- [What the task requires]
Write out every entry precisely as given, leaving the pictures out.

- [Data excerpts]
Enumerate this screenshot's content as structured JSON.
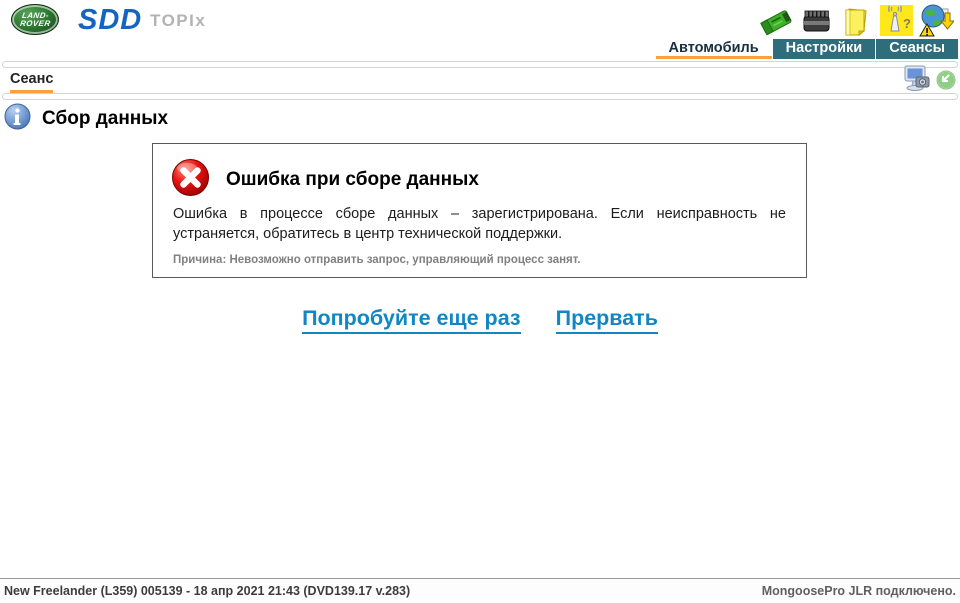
{
  "header": {
    "logo_line1": "LAND-",
    "logo_line2": "ROVER",
    "brand": "SDD",
    "portal": "TOPIx",
    "toolbar_icons": [
      "vci-device-icon",
      "battery-icon",
      "notes-icon",
      "wireless-help-icon",
      "update-download-icon"
    ],
    "wireless_question_glyph": "?"
  },
  "tabs": [
    {
      "label": "Автомобиль",
      "active": true
    },
    {
      "label": "Настройки",
      "active": false
    },
    {
      "label": "Сеансы",
      "active": false
    }
  ],
  "session_bar": {
    "tab": "Сеанс",
    "icons": [
      "screenshot-icon",
      "minimize-icon"
    ]
  },
  "main": {
    "title": "Сбор данных",
    "error": {
      "title": "Ошибка при сборе данных",
      "message": "Ошибка в процессе сборе данных – зарегистрирована. Если неисправность не устраняется, обратитесь в центр технической поддержки.",
      "cause": "Причина: Невозможно отправить запрос, управляющий процесс занят."
    },
    "links": {
      "retry": "Попробуйте еще раз",
      "cancel": "Прервать"
    }
  },
  "statusbar": {
    "vehicle_info": "New Freelander (L359) 005139 - 18 апр 2021 21:43 (DVD139.17 v.283)",
    "device_status": "MongoosePro JLR подключено."
  },
  "colors": {
    "accent_orange": "#f9a13a",
    "tab_teal": "#2e6d7c",
    "link_blue": "#1086c5",
    "brand_blue": "#1565c0",
    "logo_green": "#2e7d32",
    "error_red": "#cc0000"
  }
}
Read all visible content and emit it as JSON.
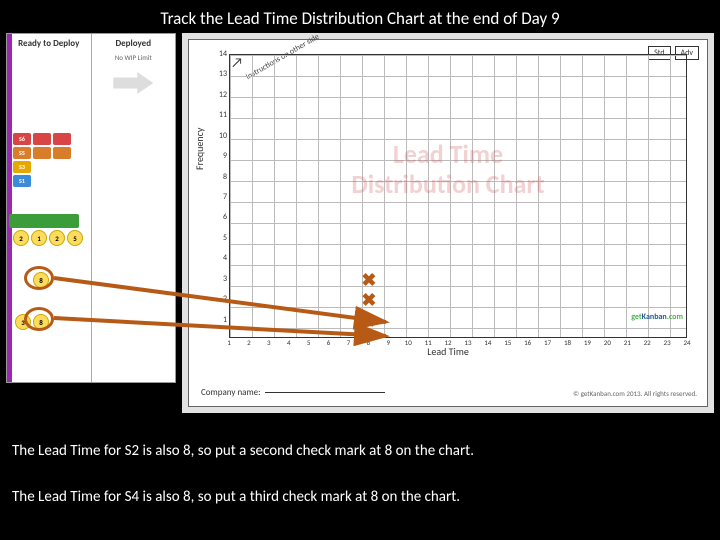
{
  "title": "Track the Lead Time Distribution Chart at the end of Day 9",
  "kanban": {
    "col1": "Ready to Deploy",
    "col2": "Deployed",
    "col2_sub": "No WIP Limit",
    "cards": {
      "row1": [
        {
          "label": "S6",
          "color": "#d94444"
        },
        {
          "label": "",
          "color": "#d94444"
        },
        {
          "label": "",
          "color": "#d94444"
        }
      ],
      "row2": [
        {
          "label": "S5",
          "color": "#d97d2b"
        },
        {
          "label": "",
          "color": "#d97d2b"
        },
        {
          "label": "",
          "color": "#d97d2b"
        }
      ],
      "row3": [
        {
          "label": "S3",
          "color": "#e6a800"
        }
      ],
      "row4": [
        {
          "label": "S1",
          "color": "#3a8bd9"
        }
      ]
    },
    "yellow_top": [
      "2",
      "1",
      "2",
      "5"
    ],
    "yellow_mid": [
      "8"
    ],
    "yellow_bot": [
      "3",
      "8"
    ]
  },
  "chart": {
    "ylabel": "Frequency",
    "xlabel": "Lead Time",
    "watermark_line1": "Lead Time",
    "watermark_line2": "Distribution Chart",
    "badges": [
      "Std",
      "Adv"
    ],
    "instructions": "Instructions on other side",
    "company_label": "Company name:",
    "brand": "getKanban.com",
    "copyright": "© getKanban.com 2013. All rights reserved."
  },
  "chart_data": {
    "type": "bar",
    "title": "Lead Time Distribution Chart",
    "xlabel": "Lead Time",
    "ylabel": "Frequency",
    "x_ticks": [
      1,
      2,
      3,
      4,
      5,
      6,
      7,
      8,
      9,
      10,
      11,
      12,
      13,
      14,
      15,
      16,
      17,
      18,
      19,
      20,
      21,
      22,
      23,
      24
    ],
    "y_ticks": [
      1,
      2,
      3,
      4,
      5,
      6,
      7,
      8,
      9,
      10,
      11,
      12,
      13,
      14
    ],
    "xlim": [
      1,
      24
    ],
    "ylim": [
      0,
      14
    ],
    "series": [
      {
        "name": "checks",
        "x": [
          8,
          8,
          8
        ],
        "y": [
          1,
          2,
          3
        ]
      }
    ]
  },
  "captions": {
    "line1": "The Lead Time for S2 is also 8, so put a second check mark at 8 on the chart.",
    "line2": "The Lead Time for S4 is also 8, so put a third check mark at 8 on the chart."
  }
}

- [Solution to the exercise]
Enumerate this screenshot's content as structured JSON.
{
  "header": {
    "logo_line1": "LAND-",
    "logo_line2": "ROVER",
    "brand": "SDD",
    "portal": "TOPIx",
    "toolbar_icons": [
      "vci-device-icon",
      "battery-icon",
      "notes-icon",
      "wireless-help-icon",
      "update-download-icon"
    ],
    "wireless_question_glyph": "?"
  },
  "tabs": [
    {
      "label": "Автомобиль",
      "active": true
    },
    {
      "label": "Настройки",
      "active": false
    },
    {
      "label": "Сеансы",
      "active": false
    }
  ],
  "session_bar": {
    "tab": "Сеанс",
    "icons": [
      "screenshot-icon",
      "minimize-icon"
    ]
  },
  "main": {
    "title": "Сбор данных",
    "error": {
      "title": "Ошибка при сборе данных",
      "message": "Ошибка в процессе сборе данных – зарегистрирована. Если неисправность не устраняется, обратитесь в центр технической поддержки.",
      "cause": "Причина: Невозможно отправить запрос, управляющий процесс занят."
    },
    "links": {
      "retry": "Попробуйте еще раз",
      "cancel": "Прервать"
    }
  },
  "statusbar": {
    "vehicle_info": "New Freelander (L359) 005139 - 18 апр 2021 21:43 (DVD139.17 v.283)",
    "device_status": "MongoosePro JLR подключено."
  },
  "colors": {
    "accent_orange": "#f9a13a",
    "tab_teal": "#2e6d7c",
    "link_blue": "#1086c5",
    "brand_blue": "#1565c0",
    "logo_green": "#2e7d32",
    "error_red": "#cc0000"
  }
}
Read all visible content and emit it as JSON.
{
  "title": "Track the Lead Time Distribution Chart at the end of Day 9",
  "kanban": {
    "col1": "Ready to Deploy",
    "col2": "Deployed",
    "col2_sub": "No WIP Limit",
    "cards": {
      "row1": [
        {
          "label": "S6",
          "color": "#d94444"
        },
        {
          "label": "",
          "color": "#d94444"
        },
        {
          "label": "",
          "color": "#d94444"
        }
      ],
      "row2": [
        {
          "label": "S5",
          "color": "#d97d2b"
        },
        {
          "label": "",
          "color": "#d97d2b"
        },
        {
          "label": "",
          "color": "#d97d2b"
        }
      ],
      "row3": [
        {
          "label": "S3",
          "color": "#e6a800"
        }
      ],
      "row4": [
        {
          "label": "S1",
          "color": "#3a8bd9"
        }
      ]
    },
    "yellow_top": [
      "2",
      "1",
      "2",
      "5"
    ],
    "yellow_mid": [
      "8"
    ],
    "yellow_bot": [
      "3",
      "8"
    ]
  },
  "chart": {
    "ylabel": "Frequency",
    "xlabel": "Lead Time",
    "watermark_line1": "Lead Time",
    "watermark_line2": "Distribution Chart",
    "badges": [
      "Std",
      "Adv"
    ],
    "instructions": "Instructions on other side",
    "company_label": "Company name:",
    "brand": "getKanban.com",
    "copyright": "© getKanban.com 2013. All rights reserved."
  },
  "chart_data": {
    "type": "bar",
    "title": "Lead Time Distribution Chart",
    "xlabel": "Lead Time",
    "ylabel": "Frequency",
    "x_ticks": [
      1,
      2,
      3,
      4,
      5,
      6,
      7,
      8,
      9,
      10,
      11,
      12,
      13,
      14,
      15,
      16,
      17,
      18,
      19,
      20,
      21,
      22,
      23,
      24
    ],
    "y_ticks": [
      1,
      2,
      3,
      4,
      5,
      6,
      7,
      8,
      9,
      10,
      11,
      12,
      13,
      14
    ],
    "xlim": [
      1,
      24
    ],
    "ylim": [
      0,
      14
    ],
    "series": [
      {
        "name": "checks",
        "x": [
          8,
          8,
          8
        ],
        "y": [
          1,
          2,
          3
        ]
      }
    ]
  },
  "captions": {
    "line1": "The Lead Time for S2 is also 8, so put a second check mark at 8 on the chart.",
    "line2": "The Lead Time for S4 is also 8, so put a third check mark at 8 on the chart."
  }
}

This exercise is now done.